▸ **DATASET EXCERPTS**:
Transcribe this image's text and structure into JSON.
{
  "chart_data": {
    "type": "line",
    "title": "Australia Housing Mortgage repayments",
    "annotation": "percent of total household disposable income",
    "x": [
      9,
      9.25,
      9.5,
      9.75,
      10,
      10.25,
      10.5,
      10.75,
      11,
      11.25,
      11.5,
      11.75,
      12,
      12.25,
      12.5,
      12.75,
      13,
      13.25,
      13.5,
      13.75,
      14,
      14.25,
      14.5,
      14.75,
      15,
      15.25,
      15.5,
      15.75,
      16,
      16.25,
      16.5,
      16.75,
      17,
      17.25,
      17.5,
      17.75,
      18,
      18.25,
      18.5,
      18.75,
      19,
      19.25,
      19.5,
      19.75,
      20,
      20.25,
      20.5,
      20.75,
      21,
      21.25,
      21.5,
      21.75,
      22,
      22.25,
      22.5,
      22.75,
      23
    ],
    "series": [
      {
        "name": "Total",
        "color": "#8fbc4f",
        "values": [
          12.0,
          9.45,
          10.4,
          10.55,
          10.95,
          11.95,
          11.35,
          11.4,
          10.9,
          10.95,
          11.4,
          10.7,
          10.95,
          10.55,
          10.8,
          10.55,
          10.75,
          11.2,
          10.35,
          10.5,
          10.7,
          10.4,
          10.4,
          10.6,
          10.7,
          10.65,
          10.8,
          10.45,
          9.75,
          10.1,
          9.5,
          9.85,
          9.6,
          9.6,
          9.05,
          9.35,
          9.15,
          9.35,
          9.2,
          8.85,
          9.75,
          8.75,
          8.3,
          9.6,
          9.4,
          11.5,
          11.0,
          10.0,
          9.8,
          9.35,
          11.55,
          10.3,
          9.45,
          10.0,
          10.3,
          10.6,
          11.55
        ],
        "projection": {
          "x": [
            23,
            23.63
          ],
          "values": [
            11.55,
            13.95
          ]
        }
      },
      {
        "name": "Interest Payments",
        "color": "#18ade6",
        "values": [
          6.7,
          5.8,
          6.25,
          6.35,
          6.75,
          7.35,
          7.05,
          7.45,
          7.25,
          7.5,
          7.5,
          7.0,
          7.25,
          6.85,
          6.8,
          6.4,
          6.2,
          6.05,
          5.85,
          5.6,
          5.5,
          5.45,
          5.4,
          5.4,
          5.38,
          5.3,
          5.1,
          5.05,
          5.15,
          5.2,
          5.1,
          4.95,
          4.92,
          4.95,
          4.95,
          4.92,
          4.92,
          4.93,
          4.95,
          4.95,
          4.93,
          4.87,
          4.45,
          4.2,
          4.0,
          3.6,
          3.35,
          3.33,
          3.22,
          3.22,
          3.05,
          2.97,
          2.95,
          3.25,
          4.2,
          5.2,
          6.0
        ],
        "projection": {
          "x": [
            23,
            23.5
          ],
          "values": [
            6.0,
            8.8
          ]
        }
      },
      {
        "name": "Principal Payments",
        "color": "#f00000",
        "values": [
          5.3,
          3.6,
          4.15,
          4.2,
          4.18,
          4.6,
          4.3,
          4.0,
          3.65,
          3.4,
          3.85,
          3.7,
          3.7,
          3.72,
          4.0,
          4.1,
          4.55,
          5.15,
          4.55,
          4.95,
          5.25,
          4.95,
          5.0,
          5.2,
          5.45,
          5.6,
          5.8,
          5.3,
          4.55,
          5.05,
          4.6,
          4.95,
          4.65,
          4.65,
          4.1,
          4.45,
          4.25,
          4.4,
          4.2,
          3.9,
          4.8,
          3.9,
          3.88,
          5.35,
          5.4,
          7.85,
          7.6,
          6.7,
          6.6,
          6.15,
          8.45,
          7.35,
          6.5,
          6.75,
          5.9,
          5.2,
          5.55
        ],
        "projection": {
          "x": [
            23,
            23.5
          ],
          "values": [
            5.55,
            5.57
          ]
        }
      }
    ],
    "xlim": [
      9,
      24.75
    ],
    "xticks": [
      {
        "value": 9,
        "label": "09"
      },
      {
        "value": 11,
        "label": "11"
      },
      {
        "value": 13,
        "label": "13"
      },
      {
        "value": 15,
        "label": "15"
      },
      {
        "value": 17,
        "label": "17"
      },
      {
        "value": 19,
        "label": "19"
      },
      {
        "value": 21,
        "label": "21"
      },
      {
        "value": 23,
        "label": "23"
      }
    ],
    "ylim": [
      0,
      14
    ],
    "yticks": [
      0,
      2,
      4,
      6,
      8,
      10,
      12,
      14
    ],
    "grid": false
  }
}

▸ **THE REQUEST**: Could you reproduce every record above exactly as it appears?

▸ **EXERCISE RESULT**:
Transcribe this image's text and structure into JSON.
{
  "chart_data": {
    "type": "line",
    "title": "Australia Housing Mortgage repayments",
    "annotation": "percent of total household disposable income",
    "x": [
      9,
      9.25,
      9.5,
      9.75,
      10,
      10.25,
      10.5,
      10.75,
      11,
      11.25,
      11.5,
      11.75,
      12,
      12.25,
      12.5,
      12.75,
      13,
      13.25,
      13.5,
      13.75,
      14,
      14.25,
      14.5,
      14.75,
      15,
      15.25,
      15.5,
      15.75,
      16,
      16.25,
      16.5,
      16.75,
      17,
      17.25,
      17.5,
      17.75,
      18,
      18.25,
      18.5,
      18.75,
      19,
      19.25,
      19.5,
      19.75,
      20,
      20.25,
      20.5,
      20.75,
      21,
      21.25,
      21.5,
      21.75,
      22,
      22.25,
      22.5,
      22.75,
      23
    ],
    "series": [
      {
        "name": "Total",
        "color": "#8fbc4f",
        "values": [
          12.0,
          9.45,
          10.4,
          10.55,
          10.95,
          11.95,
          11.35,
          11.4,
          10.9,
          10.95,
          11.4,
          10.7,
          10.95,
          10.55,
          10.8,
          10.55,
          10.75,
          11.2,
          10.35,
          10.5,
          10.7,
          10.4,
          10.4,
          10.6,
          10.7,
          10.65,
          10.8,
          10.45,
          9.75,
          10.1,
          9.5,
          9.85,
          9.6,
          9.6,
          9.05,
          9.35,
          9.15,
          9.35,
          9.2,
          8.85,
          9.75,
          8.75,
          8.3,
          9.6,
          9.4,
          11.5,
          11.0,
          10.0,
          9.8,
          9.35,
          11.55,
          10.3,
          9.45,
          10.0,
          10.3,
          10.6,
          11.55
        ],
        "projection": {
          "x": [
            23,
            23.63
          ],
          "values": [
            11.55,
            13.95
          ]
        }
      },
      {
        "name": "Interest Payments",
        "color": "#18ade6",
        "values": [
          6.7,
          5.8,
          6.25,
          6.35,
          6.75,
          7.35,
          7.05,
          7.45,
          7.25,
          7.5,
          7.5,
          7.0,
          7.25,
          6.85,
          6.8,
          6.4,
          6.2,
          6.05,
          5.85,
          5.6,
          5.5,
          5.45,
          5.4,
          5.4,
          5.38,
          5.3,
          5.1,
          5.05,
          5.15,
          5.2,
          5.1,
          4.95,
          4.92,
          4.95,
          4.95,
          4.92,
          4.92,
          4.93,
          4.95,
          4.95,
          4.93,
          4.87,
          4.45,
          4.2,
          4.0,
          3.6,
          3.35,
          3.33,
          3.22,
          3.22,
          3.05,
          2.97,
          2.95,
          3.25,
          4.2,
          5.2,
          6.0
        ],
        "projection": {
          "x": [
            23,
            23.5
          ],
          "values": [
            6.0,
            8.8
          ]
        }
      },
      {
        "name": "Principal Payments",
        "color": "#f00000",
        "values": [
          5.3,
          3.6,
          4.15,
          4.2,
          4.18,
          4.6,
          4.3,
          4.0,
          3.65,
          3.4,
          3.85,
          3.7,
          3.7,
          3.72,
          4.0,
          4.1,
          4.55,
          5.15,
          4.55,
          4.95,
          5.25,
          4.95,
          5.0,
          5.2,
          5.45,
          5.6,
          5.8,
          5.3,
          4.55,
          5.05,
          4.6,
          4.95,
          4.65,
          4.65,
          4.1,
          4.45,
          4.25,
          4.4,
          4.2,
          3.9,
          4.8,
          3.9,
          3.88,
          5.35,
          5.4,
          7.85,
          7.6,
          6.7,
          6.6,
          6.15,
          8.45,
          7.35,
          6.5,
          6.75,
          5.9,
          5.2,
          5.55
        ],
        "projection": {
          "x": [
            23,
            23.5
          ],
          "values": [
            5.55,
            5.57
          ]
        }
      }
    ],
    "xlim": [
      9,
      24.75
    ],
    "xticks": [
      {
        "value": 9,
        "label": "09"
      },
      {
        "value": 11,
        "label": "11"
      },
      {
        "value": 13,
        "label": "13"
      },
      {
        "value": 15,
        "label": "15"
      },
      {
        "value": 17,
        "label": "17"
      },
      {
        "value": 19,
        "label": "19"
      },
      {
        "value": 21,
        "label": "21"
      },
      {
        "value": 23,
        "label": "23"
      }
    ],
    "ylim": [
      0,
      14
    ],
    "yticks": [
      0,
      2,
      4,
      6,
      8,
      10,
      12,
      14
    ],
    "grid": false
  }
}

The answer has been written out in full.